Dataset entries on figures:
□ □ □ □ □
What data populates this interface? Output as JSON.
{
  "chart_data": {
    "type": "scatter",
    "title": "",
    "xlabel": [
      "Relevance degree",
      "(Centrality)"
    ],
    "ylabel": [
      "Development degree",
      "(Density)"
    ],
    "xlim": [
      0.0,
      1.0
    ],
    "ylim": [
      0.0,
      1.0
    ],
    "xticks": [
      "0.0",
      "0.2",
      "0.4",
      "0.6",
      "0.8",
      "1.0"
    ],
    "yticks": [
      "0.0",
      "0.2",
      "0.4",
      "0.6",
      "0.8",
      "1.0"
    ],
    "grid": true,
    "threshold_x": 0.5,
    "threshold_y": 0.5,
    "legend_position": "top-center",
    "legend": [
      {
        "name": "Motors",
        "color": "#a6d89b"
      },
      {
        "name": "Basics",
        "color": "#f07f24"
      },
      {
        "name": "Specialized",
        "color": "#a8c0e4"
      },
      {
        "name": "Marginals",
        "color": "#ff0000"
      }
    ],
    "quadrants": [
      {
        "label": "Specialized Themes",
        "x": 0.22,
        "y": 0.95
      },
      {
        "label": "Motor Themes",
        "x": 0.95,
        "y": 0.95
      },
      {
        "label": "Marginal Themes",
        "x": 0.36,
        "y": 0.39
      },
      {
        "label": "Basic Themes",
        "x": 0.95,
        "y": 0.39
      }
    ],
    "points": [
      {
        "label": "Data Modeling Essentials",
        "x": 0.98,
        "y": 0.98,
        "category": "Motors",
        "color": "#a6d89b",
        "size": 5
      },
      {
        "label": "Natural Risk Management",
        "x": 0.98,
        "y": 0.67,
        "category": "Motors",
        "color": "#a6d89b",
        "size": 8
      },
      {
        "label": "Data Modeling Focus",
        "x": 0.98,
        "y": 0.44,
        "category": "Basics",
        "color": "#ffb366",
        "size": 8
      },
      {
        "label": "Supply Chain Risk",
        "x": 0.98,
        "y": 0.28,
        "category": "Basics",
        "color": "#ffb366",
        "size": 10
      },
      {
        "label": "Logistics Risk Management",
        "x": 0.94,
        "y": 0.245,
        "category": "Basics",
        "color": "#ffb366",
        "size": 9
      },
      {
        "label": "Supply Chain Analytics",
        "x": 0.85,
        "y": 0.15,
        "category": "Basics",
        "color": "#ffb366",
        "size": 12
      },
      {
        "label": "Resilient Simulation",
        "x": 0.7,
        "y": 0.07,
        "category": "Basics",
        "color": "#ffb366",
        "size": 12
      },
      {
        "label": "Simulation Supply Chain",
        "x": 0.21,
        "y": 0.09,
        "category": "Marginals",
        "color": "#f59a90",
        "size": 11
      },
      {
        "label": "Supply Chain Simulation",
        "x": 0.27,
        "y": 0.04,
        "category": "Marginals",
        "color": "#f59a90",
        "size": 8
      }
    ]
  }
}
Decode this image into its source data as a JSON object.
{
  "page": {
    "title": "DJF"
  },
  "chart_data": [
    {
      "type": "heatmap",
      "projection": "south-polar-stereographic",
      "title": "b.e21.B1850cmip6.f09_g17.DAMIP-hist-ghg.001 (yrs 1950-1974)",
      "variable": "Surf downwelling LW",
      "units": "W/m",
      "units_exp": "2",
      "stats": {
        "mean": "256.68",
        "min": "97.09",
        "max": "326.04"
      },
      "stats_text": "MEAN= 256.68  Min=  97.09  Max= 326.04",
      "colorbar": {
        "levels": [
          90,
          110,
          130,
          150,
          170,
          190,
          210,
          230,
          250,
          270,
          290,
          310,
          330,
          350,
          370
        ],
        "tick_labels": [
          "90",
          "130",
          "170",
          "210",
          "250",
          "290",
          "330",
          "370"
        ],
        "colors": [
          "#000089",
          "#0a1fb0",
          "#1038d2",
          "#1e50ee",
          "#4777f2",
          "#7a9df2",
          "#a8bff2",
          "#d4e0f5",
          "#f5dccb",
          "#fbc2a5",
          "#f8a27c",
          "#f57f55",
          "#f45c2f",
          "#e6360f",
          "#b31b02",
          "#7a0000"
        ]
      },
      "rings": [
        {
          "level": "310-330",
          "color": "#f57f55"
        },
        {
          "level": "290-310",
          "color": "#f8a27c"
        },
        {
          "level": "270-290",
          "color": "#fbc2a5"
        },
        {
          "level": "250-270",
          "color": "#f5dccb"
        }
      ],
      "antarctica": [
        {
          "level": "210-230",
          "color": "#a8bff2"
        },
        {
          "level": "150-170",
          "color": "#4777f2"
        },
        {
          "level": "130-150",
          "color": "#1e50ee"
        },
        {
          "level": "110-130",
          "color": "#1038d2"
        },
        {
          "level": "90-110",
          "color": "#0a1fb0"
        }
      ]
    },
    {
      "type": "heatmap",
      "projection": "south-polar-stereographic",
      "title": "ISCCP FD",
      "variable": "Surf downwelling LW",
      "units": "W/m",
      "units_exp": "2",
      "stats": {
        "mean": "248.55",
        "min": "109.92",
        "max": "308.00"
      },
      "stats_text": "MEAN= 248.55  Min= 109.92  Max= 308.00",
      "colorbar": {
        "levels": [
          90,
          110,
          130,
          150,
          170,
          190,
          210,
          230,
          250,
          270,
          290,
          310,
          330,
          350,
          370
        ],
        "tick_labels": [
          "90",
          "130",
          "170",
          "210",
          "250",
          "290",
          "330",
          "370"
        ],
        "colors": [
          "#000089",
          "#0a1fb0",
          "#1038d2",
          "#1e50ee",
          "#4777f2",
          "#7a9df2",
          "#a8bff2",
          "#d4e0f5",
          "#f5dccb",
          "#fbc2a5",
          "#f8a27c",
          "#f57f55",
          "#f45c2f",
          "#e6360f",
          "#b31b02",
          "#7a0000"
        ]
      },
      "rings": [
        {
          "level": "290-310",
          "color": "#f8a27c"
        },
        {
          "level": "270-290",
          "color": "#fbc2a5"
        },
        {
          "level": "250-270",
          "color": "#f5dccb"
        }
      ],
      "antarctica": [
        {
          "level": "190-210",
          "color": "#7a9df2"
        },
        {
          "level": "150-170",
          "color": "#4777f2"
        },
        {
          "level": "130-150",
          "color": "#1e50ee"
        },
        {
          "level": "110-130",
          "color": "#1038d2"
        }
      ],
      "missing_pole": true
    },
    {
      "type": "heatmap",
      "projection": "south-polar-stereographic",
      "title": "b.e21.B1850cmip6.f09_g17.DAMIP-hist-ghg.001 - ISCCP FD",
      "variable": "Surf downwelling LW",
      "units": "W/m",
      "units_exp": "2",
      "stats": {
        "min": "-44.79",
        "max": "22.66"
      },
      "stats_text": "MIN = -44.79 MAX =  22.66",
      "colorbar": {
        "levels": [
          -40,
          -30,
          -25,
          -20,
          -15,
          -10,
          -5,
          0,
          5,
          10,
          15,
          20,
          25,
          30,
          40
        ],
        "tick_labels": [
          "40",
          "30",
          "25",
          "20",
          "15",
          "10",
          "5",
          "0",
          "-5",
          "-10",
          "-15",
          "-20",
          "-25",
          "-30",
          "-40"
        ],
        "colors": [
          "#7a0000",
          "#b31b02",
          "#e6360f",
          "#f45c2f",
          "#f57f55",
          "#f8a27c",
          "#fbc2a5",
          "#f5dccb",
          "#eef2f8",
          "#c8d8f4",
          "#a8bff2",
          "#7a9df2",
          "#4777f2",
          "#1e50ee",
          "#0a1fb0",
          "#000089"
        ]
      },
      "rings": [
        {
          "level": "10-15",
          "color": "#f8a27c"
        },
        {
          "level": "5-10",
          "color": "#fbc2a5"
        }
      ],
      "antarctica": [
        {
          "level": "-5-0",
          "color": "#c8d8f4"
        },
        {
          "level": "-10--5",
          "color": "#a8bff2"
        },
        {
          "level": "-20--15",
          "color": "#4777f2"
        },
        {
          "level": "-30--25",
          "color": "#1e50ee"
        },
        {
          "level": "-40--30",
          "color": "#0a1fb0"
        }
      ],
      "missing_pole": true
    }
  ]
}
□ □ □ □ □
● **Task description**: Copy each line of the data that contains the word "degree".

● **Problem solution**:
      "Relevance degree",
      "Development degree",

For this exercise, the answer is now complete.